** Start of Supplied records **

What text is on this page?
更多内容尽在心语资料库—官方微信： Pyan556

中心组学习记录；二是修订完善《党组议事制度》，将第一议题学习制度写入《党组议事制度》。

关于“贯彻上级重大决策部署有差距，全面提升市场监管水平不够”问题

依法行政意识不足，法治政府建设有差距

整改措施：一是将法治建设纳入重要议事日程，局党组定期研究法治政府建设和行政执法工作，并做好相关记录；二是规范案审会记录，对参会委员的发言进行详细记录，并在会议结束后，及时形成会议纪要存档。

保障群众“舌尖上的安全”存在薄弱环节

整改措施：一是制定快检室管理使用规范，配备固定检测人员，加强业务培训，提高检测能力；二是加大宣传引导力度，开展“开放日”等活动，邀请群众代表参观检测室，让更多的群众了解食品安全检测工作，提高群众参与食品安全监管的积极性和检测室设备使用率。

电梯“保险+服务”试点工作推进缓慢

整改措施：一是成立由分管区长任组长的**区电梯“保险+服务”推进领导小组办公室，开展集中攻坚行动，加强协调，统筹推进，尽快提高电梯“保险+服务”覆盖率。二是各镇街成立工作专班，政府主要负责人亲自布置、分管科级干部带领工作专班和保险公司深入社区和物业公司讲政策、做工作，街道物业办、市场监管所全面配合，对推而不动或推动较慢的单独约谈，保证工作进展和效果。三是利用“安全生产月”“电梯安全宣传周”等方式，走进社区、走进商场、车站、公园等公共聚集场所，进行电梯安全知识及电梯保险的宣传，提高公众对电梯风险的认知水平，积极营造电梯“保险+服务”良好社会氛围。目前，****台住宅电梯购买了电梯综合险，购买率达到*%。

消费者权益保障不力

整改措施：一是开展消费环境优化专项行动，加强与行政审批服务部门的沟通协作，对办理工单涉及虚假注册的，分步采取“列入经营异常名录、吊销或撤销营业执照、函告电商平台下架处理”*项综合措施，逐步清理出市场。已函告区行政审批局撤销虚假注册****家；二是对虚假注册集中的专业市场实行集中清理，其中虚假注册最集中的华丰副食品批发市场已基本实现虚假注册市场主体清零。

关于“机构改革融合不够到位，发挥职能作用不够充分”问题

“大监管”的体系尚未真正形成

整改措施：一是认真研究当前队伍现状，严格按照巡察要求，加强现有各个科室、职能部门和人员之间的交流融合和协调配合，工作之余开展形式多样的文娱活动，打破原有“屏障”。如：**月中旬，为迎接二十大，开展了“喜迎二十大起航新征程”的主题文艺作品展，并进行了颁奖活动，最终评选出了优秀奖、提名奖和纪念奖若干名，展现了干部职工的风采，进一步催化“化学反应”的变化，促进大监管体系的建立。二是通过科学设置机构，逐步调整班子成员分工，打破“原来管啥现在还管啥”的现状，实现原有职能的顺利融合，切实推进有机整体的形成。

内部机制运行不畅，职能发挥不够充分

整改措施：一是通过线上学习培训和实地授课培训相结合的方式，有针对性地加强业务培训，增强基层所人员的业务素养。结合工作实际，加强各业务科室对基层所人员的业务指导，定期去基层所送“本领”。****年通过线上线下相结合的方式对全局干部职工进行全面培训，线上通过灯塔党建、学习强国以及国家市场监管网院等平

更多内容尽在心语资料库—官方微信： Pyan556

** End of Supplied records **

## Stated exercise
Here, the records must be output exactly and in full.

## Task result
What text is on this page?
更多内容尽在心语资料库—官方微信： Pyan556

中心组学习记录；二是修订完善《党组议事制度》，将第一议题学习制度写入《党组议事制度》。

关于“贯彻上级重大决策部署有差距，全面提升市场监管水平不够”问题

依法行政意识不足，法治政府建设有差距

整改措施：一是将法治建设纳入重要议事日程，局党组定期研究法治政府建设和行政执法工作，并做好相关记录；二是规范案审会记录，对参会委员的发言进行详细记录，并在会议结束后，及时形成会议纪要存档。

保障群众“舌尖上的安全”存在薄弱环节

整改措施：一是制定快检室管理使用规范，配备固定检测人员，加强业务培训，提高检测能力；二是加大宣传引导力度，开展“开放日”等活动，邀请群众代表参观检测室，让更多的群众了解食品安全检测工作，提高群众参与食品安全监管的积极性和检测室设备使用率。

电梯“保险+服务”试点工作推进缓慢

整改措施：一是成立由分管区长任组长的**区电梯“保险+服务”推进领导小组办公室，开展集中攻坚行动，加强协调，统筹推进，尽快提高电梯“保险+服务”覆盖率。二是各镇街成立工作专班，政府主要负责人亲自布置、分管科级干部带领工作专班和保险公司深入社区和物业公司讲政策、做工作，街道物业办、市场监管所全面配合，对推而不动或推动较慢的单独约谈，保证工作进展和效果。三是利用“安全生产月”“电梯安全宣传周”等方式，走进社区、走进商场、车站、公园等公共聚集场所，进行电梯安全知识及电梯保险的宣传，提高公众对电梯风险的认知水平，积极营造电梯“保险+服务”良好社会氛围。目前，****台住宅电梯购买了电梯综合险，购买率达到*%。

消费者权益保障不力

整改措施：一是开展消费环境优化专项行动，加强与行政审批服务部门的沟通协作，对办理工单涉及虚假注册的，分步采取“列入经营异常名录、吊销或撤销营业执照、函告电商平台下架处理”*项综合措施，逐步清理出市场。已函告区行政审批局撤销虚假注册****家；二是对虚假注册集中的专业市场实行集中清理，其中虚假注册最集中的华丰副食品批发市场已基本实现虚假注册市场主体清零。

关于“机构改革融合不够到位，发挥职能作用不够充分”问题

“大监管”的体系尚未真正形成

整改措施：一是认真研究当前队伍现状，严格按照巡察要求，加强现有各个科室、职能部门和人员之间的交流融合和协调配合，工作之余开展形式多样的文娱活动，打破原有“屏障”。如：**月中旬，为迎接二十大，开展了“喜迎二十大起航新征程”的主题文艺作品展，并进行了颁奖活动，最终评选出了优秀奖、提名奖和纪念奖若干名，展现了干部职工的风采，进一步催化“化学反应”的变化，促进大监管体系的建立。二是通过科学设置机构，逐步调整班子成员分工，打破“原来管啥现在还管啥”的现状，实现原有职能的顺利融合，切实推进有机整体的形成。

内部机制运行不畅，职能发挥不够充分

整改措施：一是通过线上学习培训和实地授课培训相结合的方式，有针对性地加强业务培训，增强基层所人员的业务素养。结合工作实际，加强各业务科室对基层所人员的业务指导，定期去基层所送“本领”。****年通过线上线下相结合的方式对全局干部职工进行全面培训，线上通过灯塔党建、学习强国以及国家市场监管网院等平

更多内容尽在心语资料库—官方微信： Pyan556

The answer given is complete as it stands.